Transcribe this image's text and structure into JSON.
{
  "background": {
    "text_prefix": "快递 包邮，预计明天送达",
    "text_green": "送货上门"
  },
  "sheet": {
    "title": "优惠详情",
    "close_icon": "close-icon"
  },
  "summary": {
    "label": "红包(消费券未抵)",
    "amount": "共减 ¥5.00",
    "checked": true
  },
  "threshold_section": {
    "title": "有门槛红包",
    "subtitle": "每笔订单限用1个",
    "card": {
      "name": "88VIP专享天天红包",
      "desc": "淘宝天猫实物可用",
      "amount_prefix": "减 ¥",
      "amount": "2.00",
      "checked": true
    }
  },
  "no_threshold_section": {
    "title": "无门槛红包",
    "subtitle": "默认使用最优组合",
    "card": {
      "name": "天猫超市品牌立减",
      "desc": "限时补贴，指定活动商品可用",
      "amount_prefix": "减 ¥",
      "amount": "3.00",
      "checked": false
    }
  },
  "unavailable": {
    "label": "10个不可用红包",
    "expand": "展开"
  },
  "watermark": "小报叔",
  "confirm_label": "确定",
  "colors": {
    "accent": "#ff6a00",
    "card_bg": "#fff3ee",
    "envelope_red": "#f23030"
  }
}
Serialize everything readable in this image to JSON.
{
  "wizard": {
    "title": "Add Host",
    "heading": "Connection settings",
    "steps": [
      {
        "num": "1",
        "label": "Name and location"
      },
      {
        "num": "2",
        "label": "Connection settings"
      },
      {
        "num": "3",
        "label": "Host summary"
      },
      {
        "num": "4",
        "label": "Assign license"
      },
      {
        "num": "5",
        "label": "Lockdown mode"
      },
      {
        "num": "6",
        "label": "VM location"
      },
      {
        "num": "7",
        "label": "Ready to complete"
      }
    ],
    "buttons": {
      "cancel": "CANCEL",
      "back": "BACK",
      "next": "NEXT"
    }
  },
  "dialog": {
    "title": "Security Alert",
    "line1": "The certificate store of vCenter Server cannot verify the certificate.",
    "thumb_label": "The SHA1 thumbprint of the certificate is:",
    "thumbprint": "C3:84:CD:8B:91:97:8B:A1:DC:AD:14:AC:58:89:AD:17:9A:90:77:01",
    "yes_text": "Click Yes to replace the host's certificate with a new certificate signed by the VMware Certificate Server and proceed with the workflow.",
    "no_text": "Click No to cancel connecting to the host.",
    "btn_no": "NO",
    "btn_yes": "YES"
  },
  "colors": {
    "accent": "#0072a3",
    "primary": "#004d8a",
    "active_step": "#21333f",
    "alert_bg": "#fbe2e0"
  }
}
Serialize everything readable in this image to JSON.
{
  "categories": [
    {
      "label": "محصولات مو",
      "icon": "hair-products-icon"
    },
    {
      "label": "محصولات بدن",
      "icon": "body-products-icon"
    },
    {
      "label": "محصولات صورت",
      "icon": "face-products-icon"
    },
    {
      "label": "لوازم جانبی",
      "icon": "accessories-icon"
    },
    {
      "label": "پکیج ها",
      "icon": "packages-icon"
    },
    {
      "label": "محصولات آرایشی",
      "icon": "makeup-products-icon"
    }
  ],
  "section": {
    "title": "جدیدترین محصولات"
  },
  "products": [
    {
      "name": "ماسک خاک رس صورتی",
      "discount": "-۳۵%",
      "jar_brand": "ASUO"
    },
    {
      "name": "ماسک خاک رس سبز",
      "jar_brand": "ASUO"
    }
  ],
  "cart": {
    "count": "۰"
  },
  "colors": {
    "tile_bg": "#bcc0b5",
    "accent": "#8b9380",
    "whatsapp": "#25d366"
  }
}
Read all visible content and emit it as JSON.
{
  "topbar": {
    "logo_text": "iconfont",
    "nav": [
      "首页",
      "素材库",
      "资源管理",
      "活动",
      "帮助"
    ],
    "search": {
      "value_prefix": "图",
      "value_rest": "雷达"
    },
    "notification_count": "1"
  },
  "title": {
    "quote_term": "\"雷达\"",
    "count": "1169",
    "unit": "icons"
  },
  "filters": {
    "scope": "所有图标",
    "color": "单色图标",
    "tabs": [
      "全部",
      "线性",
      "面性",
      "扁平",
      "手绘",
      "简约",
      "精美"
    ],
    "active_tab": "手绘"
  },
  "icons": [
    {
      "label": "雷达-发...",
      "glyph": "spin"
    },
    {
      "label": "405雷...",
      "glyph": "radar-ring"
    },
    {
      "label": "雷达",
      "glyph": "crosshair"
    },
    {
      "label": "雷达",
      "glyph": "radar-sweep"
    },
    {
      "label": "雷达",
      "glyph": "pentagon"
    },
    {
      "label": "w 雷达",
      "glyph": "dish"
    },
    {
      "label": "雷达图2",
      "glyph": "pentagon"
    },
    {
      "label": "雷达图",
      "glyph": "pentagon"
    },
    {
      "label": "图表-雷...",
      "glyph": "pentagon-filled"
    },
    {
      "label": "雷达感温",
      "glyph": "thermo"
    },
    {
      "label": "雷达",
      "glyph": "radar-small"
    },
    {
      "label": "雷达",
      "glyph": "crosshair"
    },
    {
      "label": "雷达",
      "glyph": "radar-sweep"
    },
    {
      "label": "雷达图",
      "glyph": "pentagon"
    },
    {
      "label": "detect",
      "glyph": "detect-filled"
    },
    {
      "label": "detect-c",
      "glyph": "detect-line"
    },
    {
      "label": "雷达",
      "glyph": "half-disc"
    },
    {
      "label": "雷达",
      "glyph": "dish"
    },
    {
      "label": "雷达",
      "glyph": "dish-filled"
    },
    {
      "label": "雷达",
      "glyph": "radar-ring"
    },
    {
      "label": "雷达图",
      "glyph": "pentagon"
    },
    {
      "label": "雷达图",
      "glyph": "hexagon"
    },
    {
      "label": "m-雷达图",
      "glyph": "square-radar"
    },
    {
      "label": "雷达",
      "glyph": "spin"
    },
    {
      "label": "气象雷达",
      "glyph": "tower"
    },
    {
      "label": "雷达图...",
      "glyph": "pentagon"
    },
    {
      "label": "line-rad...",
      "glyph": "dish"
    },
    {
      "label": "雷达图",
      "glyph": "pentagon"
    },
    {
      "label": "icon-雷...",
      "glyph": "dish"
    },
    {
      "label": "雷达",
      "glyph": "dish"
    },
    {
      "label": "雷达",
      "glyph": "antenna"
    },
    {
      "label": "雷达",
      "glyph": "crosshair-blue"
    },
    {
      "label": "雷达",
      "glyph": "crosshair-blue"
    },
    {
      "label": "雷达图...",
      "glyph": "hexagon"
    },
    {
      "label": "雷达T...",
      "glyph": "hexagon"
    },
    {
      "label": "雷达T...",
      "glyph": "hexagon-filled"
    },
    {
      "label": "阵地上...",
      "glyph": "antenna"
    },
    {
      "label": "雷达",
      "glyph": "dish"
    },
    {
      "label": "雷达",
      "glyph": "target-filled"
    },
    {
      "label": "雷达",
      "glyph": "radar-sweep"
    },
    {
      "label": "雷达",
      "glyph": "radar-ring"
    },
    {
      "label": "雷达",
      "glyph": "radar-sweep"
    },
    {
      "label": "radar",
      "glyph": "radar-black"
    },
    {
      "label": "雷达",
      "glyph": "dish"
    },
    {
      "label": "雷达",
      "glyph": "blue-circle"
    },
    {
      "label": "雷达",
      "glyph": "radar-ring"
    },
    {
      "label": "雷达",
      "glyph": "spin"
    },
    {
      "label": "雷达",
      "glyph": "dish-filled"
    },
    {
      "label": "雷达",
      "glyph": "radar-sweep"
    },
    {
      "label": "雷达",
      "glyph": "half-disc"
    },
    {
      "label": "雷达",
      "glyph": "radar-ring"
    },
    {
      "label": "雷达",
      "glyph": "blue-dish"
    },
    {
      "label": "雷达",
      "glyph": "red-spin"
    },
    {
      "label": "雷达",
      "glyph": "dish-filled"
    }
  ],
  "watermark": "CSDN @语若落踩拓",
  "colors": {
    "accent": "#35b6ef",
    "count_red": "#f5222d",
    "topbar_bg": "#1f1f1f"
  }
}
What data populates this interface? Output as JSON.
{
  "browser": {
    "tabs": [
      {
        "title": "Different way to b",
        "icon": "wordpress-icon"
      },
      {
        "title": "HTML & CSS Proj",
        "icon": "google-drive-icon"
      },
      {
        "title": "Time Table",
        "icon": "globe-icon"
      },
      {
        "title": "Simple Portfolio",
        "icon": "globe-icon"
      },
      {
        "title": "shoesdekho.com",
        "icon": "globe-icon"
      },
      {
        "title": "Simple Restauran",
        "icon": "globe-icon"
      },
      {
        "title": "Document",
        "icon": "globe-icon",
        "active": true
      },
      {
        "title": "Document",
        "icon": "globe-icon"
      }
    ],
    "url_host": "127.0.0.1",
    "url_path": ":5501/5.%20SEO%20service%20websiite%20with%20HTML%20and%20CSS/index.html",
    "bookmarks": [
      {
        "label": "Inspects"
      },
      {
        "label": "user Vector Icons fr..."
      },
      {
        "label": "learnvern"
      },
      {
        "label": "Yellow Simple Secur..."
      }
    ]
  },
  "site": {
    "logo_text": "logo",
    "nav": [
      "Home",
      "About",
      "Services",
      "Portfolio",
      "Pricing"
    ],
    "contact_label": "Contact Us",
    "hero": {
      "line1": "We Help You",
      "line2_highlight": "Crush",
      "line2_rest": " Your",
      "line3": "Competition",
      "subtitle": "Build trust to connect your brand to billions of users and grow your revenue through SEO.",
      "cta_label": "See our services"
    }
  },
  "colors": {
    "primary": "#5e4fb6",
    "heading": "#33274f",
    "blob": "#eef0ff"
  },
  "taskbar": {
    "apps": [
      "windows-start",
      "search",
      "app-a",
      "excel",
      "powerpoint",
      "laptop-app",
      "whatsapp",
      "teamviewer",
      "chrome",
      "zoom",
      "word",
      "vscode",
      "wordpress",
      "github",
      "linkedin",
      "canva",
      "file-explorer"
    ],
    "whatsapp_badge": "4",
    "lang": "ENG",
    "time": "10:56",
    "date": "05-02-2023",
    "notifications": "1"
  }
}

____

Give the count of lines in the data shown above that contain "Server", and nothing else.

2